| DATASET RECORDS |
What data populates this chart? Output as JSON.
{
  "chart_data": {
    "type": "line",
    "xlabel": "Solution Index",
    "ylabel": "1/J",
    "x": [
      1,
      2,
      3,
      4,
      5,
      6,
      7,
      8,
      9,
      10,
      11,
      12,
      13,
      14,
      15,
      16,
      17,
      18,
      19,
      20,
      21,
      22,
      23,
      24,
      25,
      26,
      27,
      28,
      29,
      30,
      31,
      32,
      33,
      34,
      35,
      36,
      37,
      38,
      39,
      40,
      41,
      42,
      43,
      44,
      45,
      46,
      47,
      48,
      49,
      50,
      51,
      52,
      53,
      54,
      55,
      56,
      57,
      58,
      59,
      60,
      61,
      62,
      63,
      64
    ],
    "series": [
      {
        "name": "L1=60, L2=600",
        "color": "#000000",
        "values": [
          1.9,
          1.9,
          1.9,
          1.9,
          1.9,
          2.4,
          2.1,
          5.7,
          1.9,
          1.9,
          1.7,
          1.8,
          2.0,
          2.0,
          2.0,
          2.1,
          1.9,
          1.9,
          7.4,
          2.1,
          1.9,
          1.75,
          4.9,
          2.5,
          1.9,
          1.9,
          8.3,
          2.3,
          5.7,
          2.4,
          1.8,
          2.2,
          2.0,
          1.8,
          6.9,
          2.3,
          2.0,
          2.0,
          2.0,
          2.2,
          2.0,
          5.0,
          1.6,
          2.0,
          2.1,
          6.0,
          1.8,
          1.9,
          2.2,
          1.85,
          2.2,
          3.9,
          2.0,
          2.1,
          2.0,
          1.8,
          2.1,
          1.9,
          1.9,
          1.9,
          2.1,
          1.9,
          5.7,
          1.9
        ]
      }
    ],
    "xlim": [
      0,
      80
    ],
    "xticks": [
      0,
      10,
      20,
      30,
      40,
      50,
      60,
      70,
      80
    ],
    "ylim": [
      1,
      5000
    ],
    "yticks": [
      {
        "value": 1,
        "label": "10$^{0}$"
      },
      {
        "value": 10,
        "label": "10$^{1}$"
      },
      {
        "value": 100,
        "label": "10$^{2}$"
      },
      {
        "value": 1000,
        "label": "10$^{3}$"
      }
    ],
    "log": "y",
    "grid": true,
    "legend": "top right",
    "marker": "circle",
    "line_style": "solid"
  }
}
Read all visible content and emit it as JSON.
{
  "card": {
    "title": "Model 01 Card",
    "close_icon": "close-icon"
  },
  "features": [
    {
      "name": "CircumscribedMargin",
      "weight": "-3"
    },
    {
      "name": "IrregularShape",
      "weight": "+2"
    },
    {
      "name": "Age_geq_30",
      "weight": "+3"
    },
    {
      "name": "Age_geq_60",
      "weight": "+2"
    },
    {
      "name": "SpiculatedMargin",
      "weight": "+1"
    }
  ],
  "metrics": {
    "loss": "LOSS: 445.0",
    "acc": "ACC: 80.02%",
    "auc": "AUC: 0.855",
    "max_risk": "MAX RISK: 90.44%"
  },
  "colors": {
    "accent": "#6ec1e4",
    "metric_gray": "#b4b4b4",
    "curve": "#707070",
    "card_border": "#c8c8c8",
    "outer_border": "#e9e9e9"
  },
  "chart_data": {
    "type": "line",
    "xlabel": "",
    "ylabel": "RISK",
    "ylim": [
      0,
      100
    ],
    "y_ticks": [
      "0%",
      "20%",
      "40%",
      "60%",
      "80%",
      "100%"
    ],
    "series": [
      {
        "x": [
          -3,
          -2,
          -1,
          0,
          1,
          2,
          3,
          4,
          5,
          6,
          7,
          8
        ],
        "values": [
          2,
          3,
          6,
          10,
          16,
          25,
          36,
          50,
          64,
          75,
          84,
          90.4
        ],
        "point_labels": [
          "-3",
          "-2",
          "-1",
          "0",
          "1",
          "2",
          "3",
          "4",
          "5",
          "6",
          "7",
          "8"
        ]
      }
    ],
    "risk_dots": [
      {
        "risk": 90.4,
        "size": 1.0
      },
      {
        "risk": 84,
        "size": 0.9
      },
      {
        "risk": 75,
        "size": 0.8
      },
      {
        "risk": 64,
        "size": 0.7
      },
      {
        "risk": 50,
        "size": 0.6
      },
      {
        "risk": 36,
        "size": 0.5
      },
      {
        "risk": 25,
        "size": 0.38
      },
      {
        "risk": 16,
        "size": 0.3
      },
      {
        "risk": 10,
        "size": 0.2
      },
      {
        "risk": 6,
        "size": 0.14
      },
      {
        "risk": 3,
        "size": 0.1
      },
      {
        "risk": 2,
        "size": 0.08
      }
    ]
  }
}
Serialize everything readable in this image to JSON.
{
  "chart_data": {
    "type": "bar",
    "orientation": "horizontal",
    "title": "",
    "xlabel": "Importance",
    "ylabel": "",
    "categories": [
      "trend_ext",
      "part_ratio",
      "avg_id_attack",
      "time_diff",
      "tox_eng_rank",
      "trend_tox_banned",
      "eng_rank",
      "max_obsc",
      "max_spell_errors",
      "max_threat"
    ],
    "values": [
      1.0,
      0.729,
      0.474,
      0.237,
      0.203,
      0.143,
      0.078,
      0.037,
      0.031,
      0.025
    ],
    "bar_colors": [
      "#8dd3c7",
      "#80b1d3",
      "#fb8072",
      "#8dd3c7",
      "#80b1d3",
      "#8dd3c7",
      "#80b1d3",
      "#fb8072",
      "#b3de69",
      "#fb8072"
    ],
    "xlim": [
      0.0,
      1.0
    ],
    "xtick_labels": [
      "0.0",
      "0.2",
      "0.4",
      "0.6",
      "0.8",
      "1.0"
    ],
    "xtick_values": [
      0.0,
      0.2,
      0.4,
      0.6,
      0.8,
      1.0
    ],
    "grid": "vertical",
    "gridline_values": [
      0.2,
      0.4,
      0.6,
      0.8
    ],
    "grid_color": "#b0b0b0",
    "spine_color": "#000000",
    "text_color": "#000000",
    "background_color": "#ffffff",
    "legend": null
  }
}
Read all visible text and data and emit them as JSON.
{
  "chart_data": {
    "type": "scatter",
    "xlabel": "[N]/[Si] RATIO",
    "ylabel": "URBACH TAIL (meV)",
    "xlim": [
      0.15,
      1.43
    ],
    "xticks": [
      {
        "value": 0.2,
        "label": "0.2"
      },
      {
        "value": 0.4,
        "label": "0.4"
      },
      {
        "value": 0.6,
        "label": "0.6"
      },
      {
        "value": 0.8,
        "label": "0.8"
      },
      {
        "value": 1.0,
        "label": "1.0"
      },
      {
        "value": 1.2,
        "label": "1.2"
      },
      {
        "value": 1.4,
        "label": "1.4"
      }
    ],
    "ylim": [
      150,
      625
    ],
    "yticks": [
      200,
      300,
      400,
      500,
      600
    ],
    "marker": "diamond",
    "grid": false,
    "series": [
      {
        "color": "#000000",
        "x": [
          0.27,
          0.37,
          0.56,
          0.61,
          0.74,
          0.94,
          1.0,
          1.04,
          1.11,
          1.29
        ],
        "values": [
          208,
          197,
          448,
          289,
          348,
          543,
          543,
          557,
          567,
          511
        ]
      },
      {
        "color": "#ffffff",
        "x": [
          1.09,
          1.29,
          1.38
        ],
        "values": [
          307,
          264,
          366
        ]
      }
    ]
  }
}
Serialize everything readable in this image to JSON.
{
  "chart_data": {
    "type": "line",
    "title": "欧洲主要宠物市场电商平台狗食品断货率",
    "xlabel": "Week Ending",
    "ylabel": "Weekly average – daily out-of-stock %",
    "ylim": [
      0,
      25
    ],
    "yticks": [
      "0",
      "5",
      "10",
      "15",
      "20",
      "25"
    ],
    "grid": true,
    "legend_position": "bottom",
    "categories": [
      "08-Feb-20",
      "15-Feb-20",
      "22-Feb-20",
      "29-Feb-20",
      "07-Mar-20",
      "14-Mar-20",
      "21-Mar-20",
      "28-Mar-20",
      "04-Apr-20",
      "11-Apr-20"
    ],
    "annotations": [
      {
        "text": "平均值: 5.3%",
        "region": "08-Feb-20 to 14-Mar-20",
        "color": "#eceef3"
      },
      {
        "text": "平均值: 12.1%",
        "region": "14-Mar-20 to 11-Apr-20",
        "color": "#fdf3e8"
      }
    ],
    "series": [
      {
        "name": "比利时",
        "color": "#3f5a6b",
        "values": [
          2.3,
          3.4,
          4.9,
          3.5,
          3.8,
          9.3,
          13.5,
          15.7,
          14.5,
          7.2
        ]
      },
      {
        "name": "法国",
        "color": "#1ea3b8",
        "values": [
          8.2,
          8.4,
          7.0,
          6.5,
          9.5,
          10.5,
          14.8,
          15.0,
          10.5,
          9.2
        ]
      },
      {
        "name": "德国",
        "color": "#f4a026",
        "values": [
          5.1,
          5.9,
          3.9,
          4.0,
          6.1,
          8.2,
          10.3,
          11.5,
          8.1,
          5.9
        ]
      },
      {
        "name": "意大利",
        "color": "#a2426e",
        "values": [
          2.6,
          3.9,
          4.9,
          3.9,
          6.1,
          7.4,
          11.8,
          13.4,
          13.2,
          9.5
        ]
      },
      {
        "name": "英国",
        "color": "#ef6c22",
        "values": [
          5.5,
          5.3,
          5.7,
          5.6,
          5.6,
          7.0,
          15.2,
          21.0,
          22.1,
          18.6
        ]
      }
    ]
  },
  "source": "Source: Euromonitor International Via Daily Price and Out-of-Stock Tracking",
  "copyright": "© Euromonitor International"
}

| WHAT IS NEEDED |
Show, from the material above, each line that includes the string "visible".

| FINISHED TASK |
Read all visible content and emit it as JSON.
Read all visible text and data and emit them as JSON.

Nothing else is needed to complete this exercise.